** Start Listed entries **
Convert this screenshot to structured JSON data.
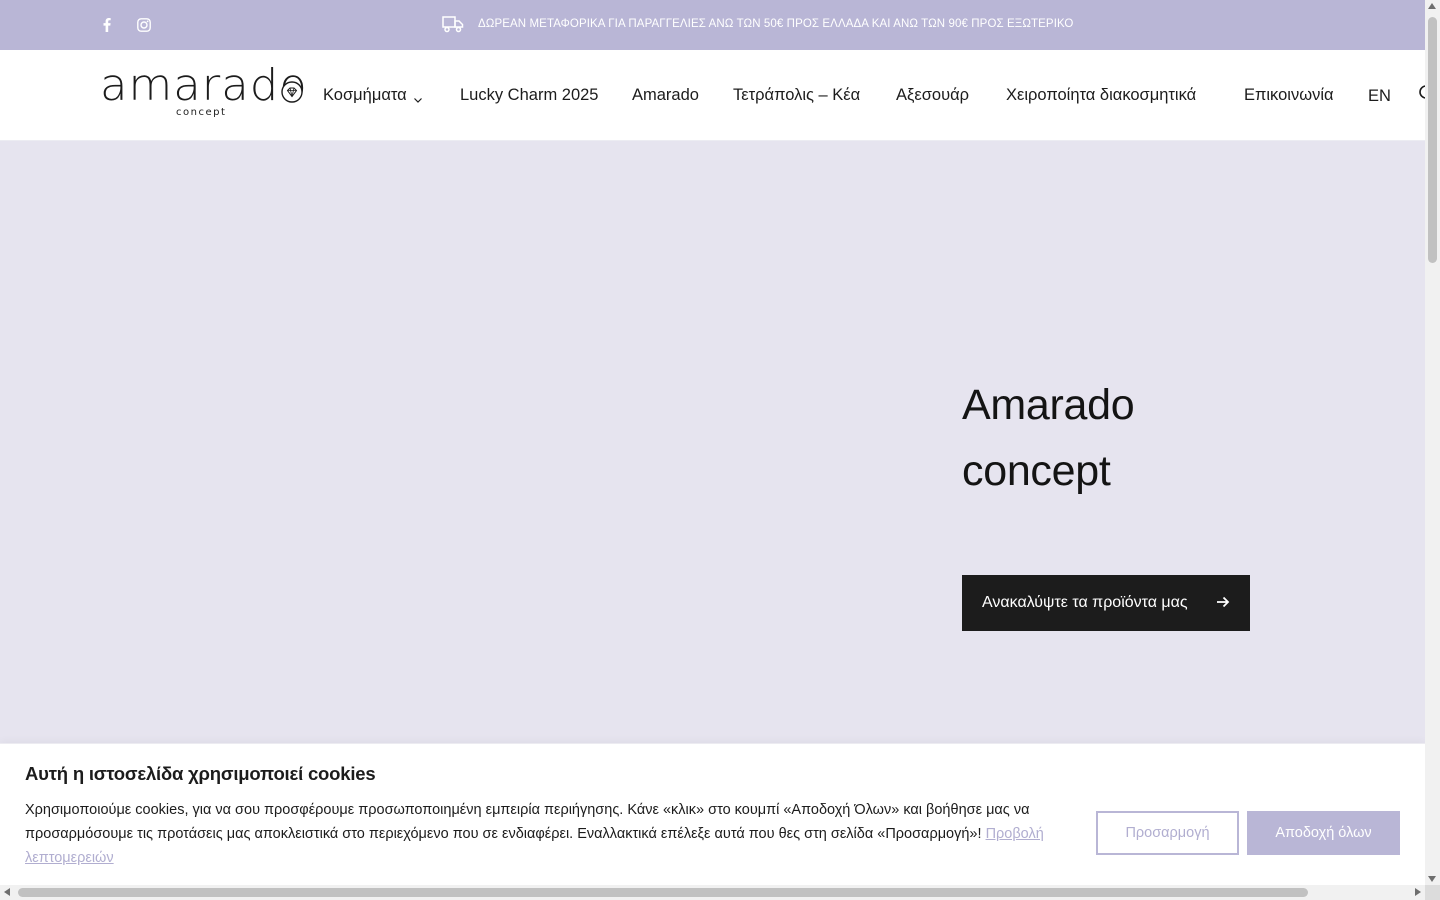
{
  "topbar": {
    "background": "#b9b6d6",
    "social": [
      {
        "icon": "facebook-icon"
      },
      {
        "icon": "instagram-icon"
      }
    ],
    "announcement_icon": "truck-icon",
    "announcement": "ΔΩΡΕΑΝ ΜΕΤΑΦΟΡΙΚΑ ΓΙΑ ΠΑΡΑΓΓΕΛΙΕΣ ΑΝΩ ΤΩΝ 50€ ΠΡΟΣ ΕΛΛΑΔΑ ΚΑΙ ΑΝΩ ΤΩΝ 90€ ΠΡΟΣ ΕΞΩΤΕΡΙΚΟ"
  },
  "header": {
    "logo": {
      "word": "amarado",
      "sub": "concept",
      "mark_icon": "diamond-icon"
    },
    "nav": [
      {
        "label": "Κοσμήματα",
        "has_dropdown": true
      },
      {
        "label": "Lucky Charm 2025"
      },
      {
        "label": "Amarado"
      },
      {
        "label": "Τετράπολις – Κέα"
      },
      {
        "label": "Αξεσουάρ"
      },
      {
        "label": "Χειροποίητα διακοσμητικά"
      },
      {
        "label": "Επικοινωνία"
      }
    ],
    "language": "EN",
    "search_icon": "search-icon"
  },
  "hero": {
    "background": "#e6e4ef",
    "title_line1": "Amarado",
    "title_line2": "concept",
    "cta_label": "Ανακαλύψτε τα προϊόντα μας",
    "cta_icon": "arrow-right-icon"
  },
  "cookie": {
    "title": "Αυτή η ιστοσελίδα χρησιμοποιεί cookies",
    "text": "Χρησιμοποιούμε cookies, για να σου προσφέρουμε προσωποποιημένη εμπειρία περιήγησης. Κάνε «κλικ» στο κουμπί «Αποδοχή Όλων» και βοήθησε μας να προσαρμόσουμε τις προτάσεις μας αποκλειστικά στο περιεχόμενο που σε ενδιαφέρει. Εναλλακτικά επέλεξε αυτά που θες στη σελίδα «Προσαρμογή»!",
    "details_link": "Προβολή λεπτομερειών",
    "customize_label": "Προσαρμογή",
    "accept_label": "Αποδοχή όλων",
    "accent": "#b9b6d6"
  }
}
** End Listed entries **
Task to complete —
Quote every entry exactly, with the pictures omitted.

Response to this exercise —
Convert this screenshot to structured JSON data.
{
  "topbar": {
    "background": "#b9b6d6",
    "social": [
      {
        "icon": "facebook-icon"
      },
      {
        "icon": "instagram-icon"
      }
    ],
    "announcement_icon": "truck-icon",
    "announcement": "ΔΩΡΕΑΝ ΜΕΤΑΦΟΡΙΚΑ ΓΙΑ ΠΑΡΑΓΓΕΛΙΕΣ ΑΝΩ ΤΩΝ 50€ ΠΡΟΣ ΕΛΛΑΔΑ ΚΑΙ ΑΝΩ ΤΩΝ 90€ ΠΡΟΣ ΕΞΩΤΕΡΙΚΟ"
  },
  "header": {
    "logo": {
      "word": "amarado",
      "sub": "concept",
      "mark_icon": "diamond-icon"
    },
    "nav": [
      {
        "label": "Κοσμήματα",
        "has_dropdown": true
      },
      {
        "label": "Lucky Charm 2025"
      },
      {
        "label": "Amarado"
      },
      {
        "label": "Τετράπολις – Κέα"
      },
      {
        "label": "Αξεσουάρ"
      },
      {
        "label": "Χειροποίητα διακοσμητικά"
      },
      {
        "label": "Επικοινωνία"
      }
    ],
    "language": "EN",
    "search_icon": "search-icon"
  },
  "hero": {
    "background": "#e6e4ef",
    "title_line1": "Amarado",
    "title_line2": "concept",
    "cta_label": "Ανακαλύψτε τα προϊόντα μας",
    "cta_icon": "arrow-right-icon"
  },
  "cookie": {
    "title": "Αυτή η ιστοσελίδα χρησιμοποιεί cookies",
    "text": "Χρησιμοποιούμε cookies, για να σου προσφέρουμε προσωποποιημένη εμπειρία περιήγησης. Κάνε «κλικ» στο κουμπί «Αποδοχή Όλων» και βοήθησε μας να προσαρμόσουμε τις προτάσεις μας αποκλειστικά στο περιεχόμενο που σε ενδιαφέρει. Εναλλακτικά επέλεξε αυτά που θες στη σελίδα «Προσαρμογή»!",
    "details_link": "Προβολή λεπτομερειών",
    "customize_label": "Προσαρμογή",
    "accept_label": "Αποδοχή όλων",
    "accent": "#b9b6d6"
  }
}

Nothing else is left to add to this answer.